>>>>>
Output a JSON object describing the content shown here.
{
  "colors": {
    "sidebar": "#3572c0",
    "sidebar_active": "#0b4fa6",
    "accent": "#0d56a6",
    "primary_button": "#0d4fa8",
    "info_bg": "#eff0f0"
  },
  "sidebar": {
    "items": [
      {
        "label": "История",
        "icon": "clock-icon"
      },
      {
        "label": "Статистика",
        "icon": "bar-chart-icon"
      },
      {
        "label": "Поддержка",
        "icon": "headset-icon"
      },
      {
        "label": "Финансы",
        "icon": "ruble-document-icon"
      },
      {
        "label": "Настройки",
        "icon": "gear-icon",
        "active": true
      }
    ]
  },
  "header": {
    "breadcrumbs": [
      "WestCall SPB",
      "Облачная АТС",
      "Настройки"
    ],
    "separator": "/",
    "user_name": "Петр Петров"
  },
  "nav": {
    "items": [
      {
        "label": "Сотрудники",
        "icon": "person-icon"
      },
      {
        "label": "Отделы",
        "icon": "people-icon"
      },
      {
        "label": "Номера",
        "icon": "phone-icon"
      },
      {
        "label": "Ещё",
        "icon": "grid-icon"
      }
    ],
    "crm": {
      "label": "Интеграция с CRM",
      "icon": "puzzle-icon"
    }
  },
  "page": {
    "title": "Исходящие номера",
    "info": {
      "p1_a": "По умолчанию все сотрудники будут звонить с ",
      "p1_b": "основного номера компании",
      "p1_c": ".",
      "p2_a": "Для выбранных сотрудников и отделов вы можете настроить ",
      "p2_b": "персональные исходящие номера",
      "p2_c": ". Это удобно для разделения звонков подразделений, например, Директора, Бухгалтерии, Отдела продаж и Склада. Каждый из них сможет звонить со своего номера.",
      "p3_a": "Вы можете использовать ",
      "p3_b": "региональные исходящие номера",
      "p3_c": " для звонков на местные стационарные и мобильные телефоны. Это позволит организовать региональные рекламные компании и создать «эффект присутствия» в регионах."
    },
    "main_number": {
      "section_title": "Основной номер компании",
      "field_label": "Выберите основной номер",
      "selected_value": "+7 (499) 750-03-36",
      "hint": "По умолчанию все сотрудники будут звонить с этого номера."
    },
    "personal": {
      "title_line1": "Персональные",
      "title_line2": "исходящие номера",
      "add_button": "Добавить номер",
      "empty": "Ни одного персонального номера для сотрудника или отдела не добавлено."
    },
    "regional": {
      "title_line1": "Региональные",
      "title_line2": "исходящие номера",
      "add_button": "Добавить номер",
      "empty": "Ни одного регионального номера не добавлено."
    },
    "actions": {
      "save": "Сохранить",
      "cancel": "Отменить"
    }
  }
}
<<<<<
## Exercise
All of the data shown above must be copied exactly.

## Full solution
Output a JSON object describing the content shown here.
{
  "colors": {
    "sidebar": "#3572c0",
    "sidebar_active": "#0b4fa6",
    "accent": "#0d56a6",
    "primary_button": "#0d4fa8",
    "info_bg": "#eff0f0"
  },
  "sidebar": {
    "items": [
      {
        "label": "История",
        "icon": "clock-icon"
      },
      {
        "label": "Статистика",
        "icon": "bar-chart-icon"
      },
      {
        "label": "Поддержка",
        "icon": "headset-icon"
      },
      {
        "label": "Финансы",
        "icon": "ruble-document-icon"
      },
      {
        "label": "Настройки",
        "icon": "gear-icon",
        "active": true
      }
    ]
  },
  "header": {
    "breadcrumbs": [
      "WestCall SPB",
      "Облачная АТС",
      "Настройки"
    ],
    "separator": "/",
    "user_name": "Петр Петров"
  },
  "nav": {
    "items": [
      {
        "label": "Сотрудники",
        "icon": "person-icon"
      },
      {
        "label": "Отделы",
        "icon": "people-icon"
      },
      {
        "label": "Номера",
        "icon": "phone-icon"
      },
      {
        "label": "Ещё",
        "icon": "grid-icon"
      }
    ],
    "crm": {
      "label": "Интеграция с CRM",
      "icon": "puzzle-icon"
    }
  },
  "page": {
    "title": "Исходящие номера",
    "info": {
      "p1_a": "По умолчанию все сотрудники будут звонить с ",
      "p1_b": "основного номера компании",
      "p1_c": ".",
      "p2_a": "Для выбранных сотрудников и отделов вы можете настроить ",
      "p2_b": "персональные исходящие номера",
      "p2_c": ". Это удобно для разделения звонков подразделений, например, Директора, Бухгалтерии, Отдела продаж и Склада. Каждый из них сможет звонить со своего номера.",
      "p3_a": "Вы можете использовать ",
      "p3_b": "региональные исходящие номера",
      "p3_c": " для звонков на местные стационарные и мобильные телефоны. Это позволит организовать региональные рекламные компании и создать «эффект присутствия» в регионах."
    },
    "main_number": {
      "section_title": "Основной номер компании",
      "field_label": "Выберите основной номер",
      "selected_value": "+7 (499) 750-03-36",
      "hint": "По умолчанию все сотрудники будут звонить с этого номера."
    },
    "personal": {
      "title_line1": "Персональные",
      "title_line2": "исходящие номера",
      "add_button": "Добавить номер",
      "empty": "Ни одного персонального номера для сотрудника или отдела не добавлено."
    },
    "regional": {
      "title_line1": "Региональные",
      "title_line2": "исходящие номера",
      "add_button": "Добавить номер",
      "empty": "Ни одного регионального номера не добавлено."
    },
    "actions": {
      "save": "Сохранить",
      "cancel": "Отменить"
    }
  }
}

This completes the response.